EXERCISE PROMPT: Of the lines listed below, how many contain the string "What"? Answer with the number alone.

INPUT DATA:
·····
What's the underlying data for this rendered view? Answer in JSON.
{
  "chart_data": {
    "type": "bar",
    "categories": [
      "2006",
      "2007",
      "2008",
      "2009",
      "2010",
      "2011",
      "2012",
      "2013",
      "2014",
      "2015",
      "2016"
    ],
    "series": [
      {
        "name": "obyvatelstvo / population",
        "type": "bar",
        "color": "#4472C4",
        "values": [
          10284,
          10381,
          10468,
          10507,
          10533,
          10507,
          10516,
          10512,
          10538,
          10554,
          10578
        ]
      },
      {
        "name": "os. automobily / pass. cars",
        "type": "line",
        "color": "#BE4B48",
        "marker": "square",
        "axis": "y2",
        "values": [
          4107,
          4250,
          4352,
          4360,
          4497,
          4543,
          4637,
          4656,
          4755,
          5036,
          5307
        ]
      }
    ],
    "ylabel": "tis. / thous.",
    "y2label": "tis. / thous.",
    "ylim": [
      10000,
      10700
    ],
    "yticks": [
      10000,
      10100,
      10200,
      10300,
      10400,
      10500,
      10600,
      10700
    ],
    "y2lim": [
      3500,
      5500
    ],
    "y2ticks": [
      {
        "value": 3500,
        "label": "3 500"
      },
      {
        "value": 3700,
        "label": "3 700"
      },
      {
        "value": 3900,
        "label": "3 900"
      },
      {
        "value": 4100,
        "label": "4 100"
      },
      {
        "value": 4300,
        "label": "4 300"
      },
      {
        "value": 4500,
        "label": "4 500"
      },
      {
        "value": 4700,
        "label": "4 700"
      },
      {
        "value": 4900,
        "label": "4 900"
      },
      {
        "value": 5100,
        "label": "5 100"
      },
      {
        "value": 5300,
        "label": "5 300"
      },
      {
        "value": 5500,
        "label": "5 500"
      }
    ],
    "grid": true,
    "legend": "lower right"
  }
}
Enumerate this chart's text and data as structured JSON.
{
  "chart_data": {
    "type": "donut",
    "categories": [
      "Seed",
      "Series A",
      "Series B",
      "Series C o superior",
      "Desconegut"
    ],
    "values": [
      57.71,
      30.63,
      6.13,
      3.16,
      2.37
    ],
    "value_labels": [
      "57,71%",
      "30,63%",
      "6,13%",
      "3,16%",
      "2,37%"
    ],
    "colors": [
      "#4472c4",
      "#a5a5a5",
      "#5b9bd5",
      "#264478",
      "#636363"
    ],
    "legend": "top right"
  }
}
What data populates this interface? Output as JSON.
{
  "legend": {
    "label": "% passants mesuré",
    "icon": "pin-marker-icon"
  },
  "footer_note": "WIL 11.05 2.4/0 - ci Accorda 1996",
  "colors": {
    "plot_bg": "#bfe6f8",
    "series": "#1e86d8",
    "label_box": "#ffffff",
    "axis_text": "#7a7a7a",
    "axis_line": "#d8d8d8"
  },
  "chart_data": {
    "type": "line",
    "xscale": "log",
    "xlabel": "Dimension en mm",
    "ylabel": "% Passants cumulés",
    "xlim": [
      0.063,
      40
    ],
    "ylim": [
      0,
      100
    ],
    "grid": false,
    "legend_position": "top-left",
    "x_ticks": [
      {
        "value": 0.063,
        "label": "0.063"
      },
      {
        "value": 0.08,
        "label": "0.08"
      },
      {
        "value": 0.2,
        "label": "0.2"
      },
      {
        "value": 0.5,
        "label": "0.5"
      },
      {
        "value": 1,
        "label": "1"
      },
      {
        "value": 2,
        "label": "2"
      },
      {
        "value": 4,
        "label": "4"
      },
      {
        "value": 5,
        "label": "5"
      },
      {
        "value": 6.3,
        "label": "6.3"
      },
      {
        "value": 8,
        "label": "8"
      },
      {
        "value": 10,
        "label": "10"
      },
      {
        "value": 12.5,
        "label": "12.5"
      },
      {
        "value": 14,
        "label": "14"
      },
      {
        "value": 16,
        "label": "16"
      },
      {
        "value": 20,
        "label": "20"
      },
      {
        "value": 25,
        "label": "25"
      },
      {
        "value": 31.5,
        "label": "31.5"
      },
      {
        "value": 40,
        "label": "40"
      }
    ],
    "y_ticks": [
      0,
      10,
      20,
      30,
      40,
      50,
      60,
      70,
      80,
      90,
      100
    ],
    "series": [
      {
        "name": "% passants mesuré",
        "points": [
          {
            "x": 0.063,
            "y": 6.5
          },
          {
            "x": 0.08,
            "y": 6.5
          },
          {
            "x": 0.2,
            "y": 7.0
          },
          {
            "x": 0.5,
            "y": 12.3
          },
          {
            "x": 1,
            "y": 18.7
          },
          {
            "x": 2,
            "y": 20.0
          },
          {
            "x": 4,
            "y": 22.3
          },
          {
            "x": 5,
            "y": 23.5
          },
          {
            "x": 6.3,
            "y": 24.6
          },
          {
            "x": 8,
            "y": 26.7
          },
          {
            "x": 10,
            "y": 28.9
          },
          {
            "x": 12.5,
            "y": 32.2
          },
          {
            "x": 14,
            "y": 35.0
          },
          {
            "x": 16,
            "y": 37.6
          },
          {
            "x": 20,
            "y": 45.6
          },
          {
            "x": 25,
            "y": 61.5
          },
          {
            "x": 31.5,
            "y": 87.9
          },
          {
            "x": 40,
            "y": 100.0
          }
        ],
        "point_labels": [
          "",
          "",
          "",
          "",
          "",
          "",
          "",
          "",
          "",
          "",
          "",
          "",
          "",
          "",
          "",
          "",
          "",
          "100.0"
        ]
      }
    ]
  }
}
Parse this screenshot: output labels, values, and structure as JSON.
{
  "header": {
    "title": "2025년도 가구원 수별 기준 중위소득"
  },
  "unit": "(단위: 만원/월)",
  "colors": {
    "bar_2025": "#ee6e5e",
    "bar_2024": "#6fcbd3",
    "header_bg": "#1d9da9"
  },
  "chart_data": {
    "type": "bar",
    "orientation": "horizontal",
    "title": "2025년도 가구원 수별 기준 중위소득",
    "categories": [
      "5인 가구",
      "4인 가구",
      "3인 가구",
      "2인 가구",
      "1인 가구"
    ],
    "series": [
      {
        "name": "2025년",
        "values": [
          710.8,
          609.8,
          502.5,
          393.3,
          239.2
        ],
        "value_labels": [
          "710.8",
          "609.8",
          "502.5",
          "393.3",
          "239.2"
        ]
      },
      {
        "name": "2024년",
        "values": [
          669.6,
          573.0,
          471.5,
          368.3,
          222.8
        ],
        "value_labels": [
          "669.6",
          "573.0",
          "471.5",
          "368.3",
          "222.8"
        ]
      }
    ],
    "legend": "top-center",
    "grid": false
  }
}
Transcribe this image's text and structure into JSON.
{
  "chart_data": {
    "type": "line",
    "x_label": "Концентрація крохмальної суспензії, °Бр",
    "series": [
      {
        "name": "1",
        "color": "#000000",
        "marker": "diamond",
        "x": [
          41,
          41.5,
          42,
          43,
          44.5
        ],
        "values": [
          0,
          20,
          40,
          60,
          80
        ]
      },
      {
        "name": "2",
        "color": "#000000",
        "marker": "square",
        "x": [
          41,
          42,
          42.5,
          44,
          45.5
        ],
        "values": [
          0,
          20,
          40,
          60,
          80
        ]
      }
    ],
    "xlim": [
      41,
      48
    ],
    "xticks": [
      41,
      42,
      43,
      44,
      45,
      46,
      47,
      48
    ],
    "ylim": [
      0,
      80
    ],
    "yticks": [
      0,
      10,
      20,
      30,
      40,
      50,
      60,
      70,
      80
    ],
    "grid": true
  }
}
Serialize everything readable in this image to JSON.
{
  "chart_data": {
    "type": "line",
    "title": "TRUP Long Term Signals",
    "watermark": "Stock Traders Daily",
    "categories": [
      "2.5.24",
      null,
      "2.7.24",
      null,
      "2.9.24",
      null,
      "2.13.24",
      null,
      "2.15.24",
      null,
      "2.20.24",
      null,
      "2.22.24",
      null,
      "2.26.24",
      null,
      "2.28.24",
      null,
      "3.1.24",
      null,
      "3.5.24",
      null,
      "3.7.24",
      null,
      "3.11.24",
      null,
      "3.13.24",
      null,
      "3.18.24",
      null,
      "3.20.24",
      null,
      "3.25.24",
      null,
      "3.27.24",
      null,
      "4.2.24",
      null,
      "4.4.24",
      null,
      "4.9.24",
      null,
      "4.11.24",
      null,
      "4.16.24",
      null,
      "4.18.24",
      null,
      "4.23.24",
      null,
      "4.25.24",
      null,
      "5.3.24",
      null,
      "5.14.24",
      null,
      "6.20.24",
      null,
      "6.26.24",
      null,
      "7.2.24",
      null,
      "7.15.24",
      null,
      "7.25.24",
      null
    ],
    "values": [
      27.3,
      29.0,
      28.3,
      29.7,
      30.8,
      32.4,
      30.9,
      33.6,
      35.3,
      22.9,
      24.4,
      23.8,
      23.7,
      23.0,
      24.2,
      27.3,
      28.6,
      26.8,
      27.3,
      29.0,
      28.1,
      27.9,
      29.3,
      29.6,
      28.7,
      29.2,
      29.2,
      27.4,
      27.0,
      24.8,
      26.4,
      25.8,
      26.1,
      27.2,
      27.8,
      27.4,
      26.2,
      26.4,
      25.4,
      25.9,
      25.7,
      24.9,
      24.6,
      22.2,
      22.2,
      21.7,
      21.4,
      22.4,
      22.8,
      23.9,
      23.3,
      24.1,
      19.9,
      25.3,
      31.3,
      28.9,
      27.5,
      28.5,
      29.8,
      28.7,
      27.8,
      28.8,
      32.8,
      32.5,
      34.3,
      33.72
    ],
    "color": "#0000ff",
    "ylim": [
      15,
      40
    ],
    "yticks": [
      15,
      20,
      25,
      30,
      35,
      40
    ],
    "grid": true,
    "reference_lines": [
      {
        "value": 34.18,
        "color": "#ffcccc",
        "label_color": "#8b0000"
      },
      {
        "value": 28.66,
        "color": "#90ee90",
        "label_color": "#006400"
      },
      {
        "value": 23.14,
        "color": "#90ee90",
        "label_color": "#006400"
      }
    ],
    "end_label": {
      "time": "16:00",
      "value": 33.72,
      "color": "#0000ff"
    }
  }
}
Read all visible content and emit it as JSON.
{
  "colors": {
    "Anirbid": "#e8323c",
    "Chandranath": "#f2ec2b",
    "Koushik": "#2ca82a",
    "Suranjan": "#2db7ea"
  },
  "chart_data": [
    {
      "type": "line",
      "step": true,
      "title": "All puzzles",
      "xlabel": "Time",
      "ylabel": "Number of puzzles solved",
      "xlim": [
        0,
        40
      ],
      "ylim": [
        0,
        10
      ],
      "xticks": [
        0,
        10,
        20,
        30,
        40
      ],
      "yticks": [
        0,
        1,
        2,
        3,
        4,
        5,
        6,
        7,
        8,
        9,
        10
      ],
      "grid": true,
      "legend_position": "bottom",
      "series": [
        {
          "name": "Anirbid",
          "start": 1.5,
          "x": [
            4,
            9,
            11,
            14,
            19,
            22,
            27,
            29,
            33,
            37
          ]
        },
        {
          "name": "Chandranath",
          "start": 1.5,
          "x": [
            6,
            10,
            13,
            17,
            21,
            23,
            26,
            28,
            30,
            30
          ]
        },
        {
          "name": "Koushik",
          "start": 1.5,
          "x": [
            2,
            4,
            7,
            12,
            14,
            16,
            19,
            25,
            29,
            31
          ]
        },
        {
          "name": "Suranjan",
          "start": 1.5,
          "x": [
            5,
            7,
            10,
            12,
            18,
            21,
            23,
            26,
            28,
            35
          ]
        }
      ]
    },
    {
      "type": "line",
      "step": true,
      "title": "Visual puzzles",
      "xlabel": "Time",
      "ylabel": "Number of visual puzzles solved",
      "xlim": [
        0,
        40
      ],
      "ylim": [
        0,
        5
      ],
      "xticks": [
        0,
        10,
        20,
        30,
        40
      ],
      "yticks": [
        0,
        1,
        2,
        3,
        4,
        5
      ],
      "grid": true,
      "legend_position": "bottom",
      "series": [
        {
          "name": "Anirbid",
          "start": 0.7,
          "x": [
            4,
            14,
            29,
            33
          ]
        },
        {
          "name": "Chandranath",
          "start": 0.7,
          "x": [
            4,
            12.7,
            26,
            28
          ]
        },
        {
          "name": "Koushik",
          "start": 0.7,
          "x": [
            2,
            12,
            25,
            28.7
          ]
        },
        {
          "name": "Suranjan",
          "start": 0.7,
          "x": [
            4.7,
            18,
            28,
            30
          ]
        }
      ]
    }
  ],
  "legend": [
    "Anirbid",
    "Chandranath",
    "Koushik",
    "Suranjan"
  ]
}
·····
OUTPUT FOR THIS EXERCISE: 2